Reproduce the rows below word for word, starting with the first row and ending with the line that contains "model-code <box>1128 494 1373 518</box>".
╭─ EXTRACTED INFORMATION
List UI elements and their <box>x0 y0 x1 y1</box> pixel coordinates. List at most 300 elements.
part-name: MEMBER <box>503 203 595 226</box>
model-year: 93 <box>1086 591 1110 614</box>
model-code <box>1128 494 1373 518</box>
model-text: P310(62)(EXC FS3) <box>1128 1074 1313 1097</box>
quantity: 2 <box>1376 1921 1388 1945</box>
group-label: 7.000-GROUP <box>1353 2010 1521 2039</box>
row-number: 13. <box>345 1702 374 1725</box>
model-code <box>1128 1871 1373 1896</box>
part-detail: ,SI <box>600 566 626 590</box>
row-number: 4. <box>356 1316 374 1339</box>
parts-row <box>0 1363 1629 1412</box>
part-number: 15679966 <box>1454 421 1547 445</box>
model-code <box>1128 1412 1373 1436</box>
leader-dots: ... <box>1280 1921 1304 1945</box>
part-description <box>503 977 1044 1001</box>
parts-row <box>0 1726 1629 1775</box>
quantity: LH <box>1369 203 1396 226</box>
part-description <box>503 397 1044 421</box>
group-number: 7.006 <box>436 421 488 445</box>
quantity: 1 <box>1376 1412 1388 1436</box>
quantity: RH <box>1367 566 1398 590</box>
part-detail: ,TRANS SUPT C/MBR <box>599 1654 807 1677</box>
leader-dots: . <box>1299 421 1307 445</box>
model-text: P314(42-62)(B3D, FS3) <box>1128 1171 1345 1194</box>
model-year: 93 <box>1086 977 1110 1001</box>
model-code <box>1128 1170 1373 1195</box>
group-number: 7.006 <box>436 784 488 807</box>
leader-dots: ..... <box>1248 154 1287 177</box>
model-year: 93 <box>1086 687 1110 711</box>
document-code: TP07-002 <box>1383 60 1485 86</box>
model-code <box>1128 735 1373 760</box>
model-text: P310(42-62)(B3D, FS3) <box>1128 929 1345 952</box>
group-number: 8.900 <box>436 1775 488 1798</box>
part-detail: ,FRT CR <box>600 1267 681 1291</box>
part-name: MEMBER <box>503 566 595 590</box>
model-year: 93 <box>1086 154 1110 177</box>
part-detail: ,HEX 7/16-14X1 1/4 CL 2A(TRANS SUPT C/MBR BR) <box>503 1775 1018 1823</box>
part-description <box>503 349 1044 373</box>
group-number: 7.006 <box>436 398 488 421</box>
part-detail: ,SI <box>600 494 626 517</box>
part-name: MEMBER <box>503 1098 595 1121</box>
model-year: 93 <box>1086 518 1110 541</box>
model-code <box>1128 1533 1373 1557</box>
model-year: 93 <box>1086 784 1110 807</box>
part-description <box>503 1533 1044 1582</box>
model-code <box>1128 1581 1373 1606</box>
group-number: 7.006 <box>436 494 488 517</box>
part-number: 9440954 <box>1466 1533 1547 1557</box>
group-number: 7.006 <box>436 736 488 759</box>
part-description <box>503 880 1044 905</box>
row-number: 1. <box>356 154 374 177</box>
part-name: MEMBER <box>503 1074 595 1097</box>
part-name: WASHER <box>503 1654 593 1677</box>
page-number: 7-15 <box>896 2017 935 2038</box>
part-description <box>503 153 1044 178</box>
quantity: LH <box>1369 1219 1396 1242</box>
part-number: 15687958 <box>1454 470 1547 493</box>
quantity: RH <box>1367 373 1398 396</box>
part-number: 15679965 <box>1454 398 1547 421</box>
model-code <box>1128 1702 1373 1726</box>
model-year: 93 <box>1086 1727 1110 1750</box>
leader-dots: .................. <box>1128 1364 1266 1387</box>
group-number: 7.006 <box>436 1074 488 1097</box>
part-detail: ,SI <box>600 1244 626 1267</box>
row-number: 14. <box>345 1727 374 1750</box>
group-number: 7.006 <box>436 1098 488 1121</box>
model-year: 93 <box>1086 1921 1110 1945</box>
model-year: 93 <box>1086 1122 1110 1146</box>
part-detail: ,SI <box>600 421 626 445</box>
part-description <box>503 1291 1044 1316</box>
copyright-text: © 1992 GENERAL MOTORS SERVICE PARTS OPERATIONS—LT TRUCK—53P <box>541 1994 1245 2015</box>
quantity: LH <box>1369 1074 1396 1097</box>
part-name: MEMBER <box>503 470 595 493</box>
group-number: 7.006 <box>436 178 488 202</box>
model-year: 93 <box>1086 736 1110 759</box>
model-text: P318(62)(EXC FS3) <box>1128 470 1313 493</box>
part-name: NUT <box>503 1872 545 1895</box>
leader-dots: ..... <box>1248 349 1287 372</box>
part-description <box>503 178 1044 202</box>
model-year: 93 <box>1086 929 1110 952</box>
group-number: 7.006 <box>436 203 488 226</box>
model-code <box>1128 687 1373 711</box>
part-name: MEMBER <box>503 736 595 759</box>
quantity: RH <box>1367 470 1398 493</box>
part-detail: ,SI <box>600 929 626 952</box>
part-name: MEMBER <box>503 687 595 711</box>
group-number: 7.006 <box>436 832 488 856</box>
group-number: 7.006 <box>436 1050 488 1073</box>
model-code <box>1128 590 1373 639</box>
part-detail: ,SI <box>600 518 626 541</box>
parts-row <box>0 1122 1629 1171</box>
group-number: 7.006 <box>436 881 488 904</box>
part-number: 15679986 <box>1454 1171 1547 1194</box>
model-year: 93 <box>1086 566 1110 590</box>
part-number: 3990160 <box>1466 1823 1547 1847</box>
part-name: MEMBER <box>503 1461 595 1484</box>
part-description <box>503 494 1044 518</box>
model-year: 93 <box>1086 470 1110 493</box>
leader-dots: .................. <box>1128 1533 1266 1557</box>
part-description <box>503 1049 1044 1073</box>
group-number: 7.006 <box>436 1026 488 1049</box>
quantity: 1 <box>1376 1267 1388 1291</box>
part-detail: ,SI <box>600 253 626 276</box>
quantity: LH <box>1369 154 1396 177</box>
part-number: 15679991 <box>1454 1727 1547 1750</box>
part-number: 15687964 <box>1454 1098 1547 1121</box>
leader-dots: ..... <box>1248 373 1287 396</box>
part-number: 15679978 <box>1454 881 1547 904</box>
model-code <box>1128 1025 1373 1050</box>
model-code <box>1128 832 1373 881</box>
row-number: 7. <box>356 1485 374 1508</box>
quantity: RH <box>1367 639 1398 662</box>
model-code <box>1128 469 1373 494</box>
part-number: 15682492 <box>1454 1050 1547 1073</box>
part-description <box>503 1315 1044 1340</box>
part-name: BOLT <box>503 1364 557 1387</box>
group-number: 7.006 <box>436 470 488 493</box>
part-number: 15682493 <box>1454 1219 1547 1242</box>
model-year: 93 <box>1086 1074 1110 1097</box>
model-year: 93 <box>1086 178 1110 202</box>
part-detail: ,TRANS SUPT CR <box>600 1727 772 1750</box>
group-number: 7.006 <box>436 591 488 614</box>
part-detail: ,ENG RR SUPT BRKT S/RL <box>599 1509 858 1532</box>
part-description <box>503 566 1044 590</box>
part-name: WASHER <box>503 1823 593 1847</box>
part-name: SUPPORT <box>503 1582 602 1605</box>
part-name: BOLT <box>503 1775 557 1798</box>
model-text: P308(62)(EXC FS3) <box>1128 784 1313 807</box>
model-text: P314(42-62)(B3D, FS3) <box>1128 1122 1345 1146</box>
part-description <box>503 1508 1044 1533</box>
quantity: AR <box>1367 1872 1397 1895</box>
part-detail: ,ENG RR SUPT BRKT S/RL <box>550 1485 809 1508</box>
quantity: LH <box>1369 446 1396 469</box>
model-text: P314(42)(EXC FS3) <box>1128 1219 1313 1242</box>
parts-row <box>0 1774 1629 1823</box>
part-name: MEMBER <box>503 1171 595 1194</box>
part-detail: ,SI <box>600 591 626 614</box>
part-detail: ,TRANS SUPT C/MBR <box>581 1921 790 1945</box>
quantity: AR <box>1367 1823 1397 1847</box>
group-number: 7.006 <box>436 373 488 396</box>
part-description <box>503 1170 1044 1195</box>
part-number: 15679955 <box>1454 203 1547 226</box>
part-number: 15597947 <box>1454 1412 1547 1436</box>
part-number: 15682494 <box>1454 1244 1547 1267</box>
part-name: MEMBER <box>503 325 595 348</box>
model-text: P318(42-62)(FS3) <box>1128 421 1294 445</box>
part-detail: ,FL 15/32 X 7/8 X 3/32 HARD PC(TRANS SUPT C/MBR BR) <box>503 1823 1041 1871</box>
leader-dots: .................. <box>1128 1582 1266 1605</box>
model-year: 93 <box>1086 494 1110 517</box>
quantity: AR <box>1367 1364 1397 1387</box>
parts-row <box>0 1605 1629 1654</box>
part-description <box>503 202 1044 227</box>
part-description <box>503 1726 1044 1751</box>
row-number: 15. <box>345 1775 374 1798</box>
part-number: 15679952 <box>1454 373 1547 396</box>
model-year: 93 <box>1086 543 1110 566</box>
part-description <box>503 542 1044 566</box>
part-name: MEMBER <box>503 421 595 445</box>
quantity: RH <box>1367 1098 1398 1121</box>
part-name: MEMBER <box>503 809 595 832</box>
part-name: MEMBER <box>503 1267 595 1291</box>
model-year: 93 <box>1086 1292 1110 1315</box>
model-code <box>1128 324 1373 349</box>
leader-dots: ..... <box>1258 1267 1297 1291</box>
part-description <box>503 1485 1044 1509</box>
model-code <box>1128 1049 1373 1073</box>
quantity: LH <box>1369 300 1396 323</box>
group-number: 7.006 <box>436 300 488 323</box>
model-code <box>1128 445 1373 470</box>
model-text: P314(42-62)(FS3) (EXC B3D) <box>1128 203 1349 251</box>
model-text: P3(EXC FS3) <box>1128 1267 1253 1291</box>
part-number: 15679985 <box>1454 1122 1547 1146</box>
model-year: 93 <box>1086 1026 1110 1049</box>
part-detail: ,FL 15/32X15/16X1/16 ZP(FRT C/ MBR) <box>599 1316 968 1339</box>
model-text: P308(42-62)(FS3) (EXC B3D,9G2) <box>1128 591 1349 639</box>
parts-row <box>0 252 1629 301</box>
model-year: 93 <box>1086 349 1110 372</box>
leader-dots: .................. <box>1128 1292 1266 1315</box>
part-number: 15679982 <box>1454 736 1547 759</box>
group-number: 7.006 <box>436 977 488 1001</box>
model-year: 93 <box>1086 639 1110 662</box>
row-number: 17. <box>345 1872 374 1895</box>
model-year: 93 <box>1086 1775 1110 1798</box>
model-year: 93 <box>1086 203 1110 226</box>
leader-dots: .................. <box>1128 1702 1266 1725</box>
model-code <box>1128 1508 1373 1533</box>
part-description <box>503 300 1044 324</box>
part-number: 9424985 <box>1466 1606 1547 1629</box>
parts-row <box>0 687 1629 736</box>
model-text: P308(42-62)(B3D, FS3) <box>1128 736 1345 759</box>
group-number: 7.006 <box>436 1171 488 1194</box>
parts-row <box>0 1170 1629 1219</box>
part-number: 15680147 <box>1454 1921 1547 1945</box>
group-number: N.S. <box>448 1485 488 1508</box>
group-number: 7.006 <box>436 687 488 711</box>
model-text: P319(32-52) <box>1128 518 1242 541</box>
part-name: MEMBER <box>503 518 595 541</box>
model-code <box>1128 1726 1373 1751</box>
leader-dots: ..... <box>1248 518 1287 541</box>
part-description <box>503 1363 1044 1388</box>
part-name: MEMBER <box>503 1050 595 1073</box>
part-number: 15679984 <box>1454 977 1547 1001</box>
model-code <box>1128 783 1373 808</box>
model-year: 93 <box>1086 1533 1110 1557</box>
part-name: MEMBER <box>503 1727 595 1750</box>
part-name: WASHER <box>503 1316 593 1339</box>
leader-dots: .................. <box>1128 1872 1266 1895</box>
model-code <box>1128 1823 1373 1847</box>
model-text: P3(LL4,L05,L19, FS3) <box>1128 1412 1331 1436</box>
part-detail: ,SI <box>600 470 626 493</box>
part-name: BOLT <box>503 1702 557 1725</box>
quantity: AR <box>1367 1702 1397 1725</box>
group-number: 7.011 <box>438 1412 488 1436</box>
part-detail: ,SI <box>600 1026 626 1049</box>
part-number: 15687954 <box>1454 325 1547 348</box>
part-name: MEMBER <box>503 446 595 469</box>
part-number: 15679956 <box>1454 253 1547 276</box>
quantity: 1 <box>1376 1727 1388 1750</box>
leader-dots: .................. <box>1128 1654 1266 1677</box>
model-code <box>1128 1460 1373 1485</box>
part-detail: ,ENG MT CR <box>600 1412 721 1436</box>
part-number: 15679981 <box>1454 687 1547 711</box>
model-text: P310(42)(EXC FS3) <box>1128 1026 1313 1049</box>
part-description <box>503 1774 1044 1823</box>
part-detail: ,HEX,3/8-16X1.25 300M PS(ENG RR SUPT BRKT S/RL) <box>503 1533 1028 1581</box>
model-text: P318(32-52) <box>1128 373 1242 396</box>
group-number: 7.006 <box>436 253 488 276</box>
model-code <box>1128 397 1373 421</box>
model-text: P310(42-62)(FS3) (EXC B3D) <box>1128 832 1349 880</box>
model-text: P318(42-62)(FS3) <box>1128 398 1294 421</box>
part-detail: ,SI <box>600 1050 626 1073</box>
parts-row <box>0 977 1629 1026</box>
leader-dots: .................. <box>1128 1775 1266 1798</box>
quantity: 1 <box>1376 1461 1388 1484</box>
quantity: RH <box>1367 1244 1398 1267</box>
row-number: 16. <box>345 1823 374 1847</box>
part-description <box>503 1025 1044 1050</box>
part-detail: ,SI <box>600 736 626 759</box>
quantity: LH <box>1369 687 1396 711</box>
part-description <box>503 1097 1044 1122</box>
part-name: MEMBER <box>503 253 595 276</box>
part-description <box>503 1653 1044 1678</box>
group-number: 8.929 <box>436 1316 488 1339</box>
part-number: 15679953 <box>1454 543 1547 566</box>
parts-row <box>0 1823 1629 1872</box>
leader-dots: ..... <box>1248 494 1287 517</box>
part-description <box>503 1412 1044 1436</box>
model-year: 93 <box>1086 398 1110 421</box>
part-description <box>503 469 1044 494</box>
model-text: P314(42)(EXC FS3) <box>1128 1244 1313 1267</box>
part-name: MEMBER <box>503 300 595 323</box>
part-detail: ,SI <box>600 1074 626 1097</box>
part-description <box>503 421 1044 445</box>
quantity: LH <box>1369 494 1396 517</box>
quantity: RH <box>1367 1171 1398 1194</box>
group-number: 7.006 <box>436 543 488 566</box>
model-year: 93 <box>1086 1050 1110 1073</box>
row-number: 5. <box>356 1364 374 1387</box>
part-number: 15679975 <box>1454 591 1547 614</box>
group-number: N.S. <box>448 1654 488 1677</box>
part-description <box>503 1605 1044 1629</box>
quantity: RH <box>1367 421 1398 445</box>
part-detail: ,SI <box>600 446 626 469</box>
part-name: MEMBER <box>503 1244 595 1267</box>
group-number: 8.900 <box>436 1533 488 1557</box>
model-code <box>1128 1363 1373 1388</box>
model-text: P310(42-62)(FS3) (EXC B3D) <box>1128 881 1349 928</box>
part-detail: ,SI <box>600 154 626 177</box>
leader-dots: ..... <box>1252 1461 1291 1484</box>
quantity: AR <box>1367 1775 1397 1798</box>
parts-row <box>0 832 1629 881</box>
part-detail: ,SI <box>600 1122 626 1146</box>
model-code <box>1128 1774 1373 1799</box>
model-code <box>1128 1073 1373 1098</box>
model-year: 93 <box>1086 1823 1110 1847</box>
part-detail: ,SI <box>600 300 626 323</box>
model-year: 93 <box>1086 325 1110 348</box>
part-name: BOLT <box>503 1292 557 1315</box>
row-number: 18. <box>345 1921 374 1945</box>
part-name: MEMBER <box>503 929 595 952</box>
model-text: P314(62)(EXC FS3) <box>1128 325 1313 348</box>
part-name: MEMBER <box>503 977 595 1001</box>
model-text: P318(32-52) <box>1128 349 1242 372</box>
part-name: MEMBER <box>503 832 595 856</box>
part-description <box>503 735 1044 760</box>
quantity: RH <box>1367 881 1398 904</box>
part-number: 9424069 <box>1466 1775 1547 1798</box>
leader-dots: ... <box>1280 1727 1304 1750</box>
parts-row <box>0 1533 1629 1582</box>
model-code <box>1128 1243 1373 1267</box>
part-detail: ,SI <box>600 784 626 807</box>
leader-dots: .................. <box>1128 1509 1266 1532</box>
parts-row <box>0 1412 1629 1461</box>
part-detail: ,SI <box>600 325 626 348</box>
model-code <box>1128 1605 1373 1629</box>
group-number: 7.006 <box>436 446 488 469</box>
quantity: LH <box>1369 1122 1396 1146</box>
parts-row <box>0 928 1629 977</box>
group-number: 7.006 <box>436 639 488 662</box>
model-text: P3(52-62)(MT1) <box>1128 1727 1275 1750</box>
╰─
**TASK SOLUTION**
List UI elements and their <box>x0 y0 x1 y1</box> pixel coordinates. List at most 300 elements.
part-name: MEMBER <box>503 203 595 226</box>
model-year: 93 <box>1086 591 1110 614</box>
model-code <box>1128 494 1373 518</box>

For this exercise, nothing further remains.